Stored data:

▬▬▬▬▬▬▬▬▬▬

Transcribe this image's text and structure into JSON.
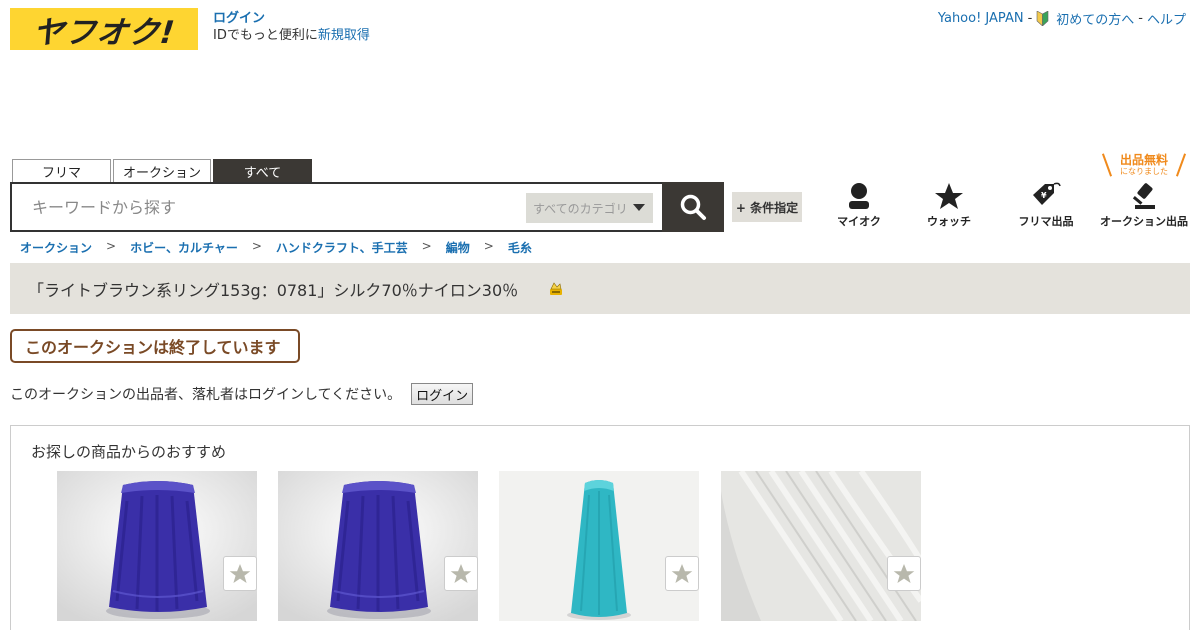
{
  "header": {
    "logo_text": "ヤフオク!",
    "login_link": "ログイン",
    "login_note_prefix": "IDでもっと便利に",
    "register_link": "新規取得",
    "links": {
      "yahoo_japan": "Yahoo! JAPAN",
      "sep1": "-",
      "beginners": "初めての方へ",
      "sep2": "-",
      "help": "ヘルプ"
    }
  },
  "search": {
    "tabs": [
      "フリマ",
      "オークション",
      "すべて"
    ],
    "active_tab": "すべて",
    "placeholder": "キーワードから探す",
    "category": "すべてのカテゴリ",
    "conditions_label": "+ 条件指定"
  },
  "nav": {
    "myauc": "マイオク",
    "watch": "ウォッチ",
    "flea_listing": "フリマ出品",
    "auction_listing": "オークション出品",
    "free_badge_main": "出品無料",
    "free_badge_sub": "になりました"
  },
  "breadcrumb": [
    "オークション",
    "ホビー、カルチャー",
    "ハンドクラフト、手工芸",
    "編物",
    "毛糸"
  ],
  "breadcrumb_sep": ">",
  "item": {
    "title": "「ライトブラウン系リング153g：0781」シルク70％ナイロン30％",
    "status": "このオークションは終了しています",
    "login_message": "このオークションの出品者、落札者はログインしてください。",
    "login_button": "ログイン"
  },
  "recommend": {
    "title": "お探しの商品からのおすすめ",
    "items": [
      {
        "image": "purple-yarn-cone",
        "color": "#3a2fa8"
      },
      {
        "image": "purple-yarn-cone",
        "color": "#3a2fa8"
      },
      {
        "image": "turquoise-yarn-cone",
        "color": "#2fb7c4"
      },
      {
        "image": "white-yarn-cone",
        "color": "#e6e6e3"
      }
    ]
  },
  "colors": {
    "logo_bg": "#fed531",
    "link": "#1a6fb0",
    "dark": "#3b3834",
    "ended": "#7a4a26",
    "free_badge": "#f08a1c"
  }
}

▬▬▬▬▬▬▬▬▬▬

Work required
Where a line holds the string "image", copy that line.

Solution below
Transcribe this image's text and structure into JSON.
        "image": "purple-yarn-cone",
        "image": "purple-yarn-cone",
        "image": "turquoise-yarn-cone",
        "image": "white-yarn-cone",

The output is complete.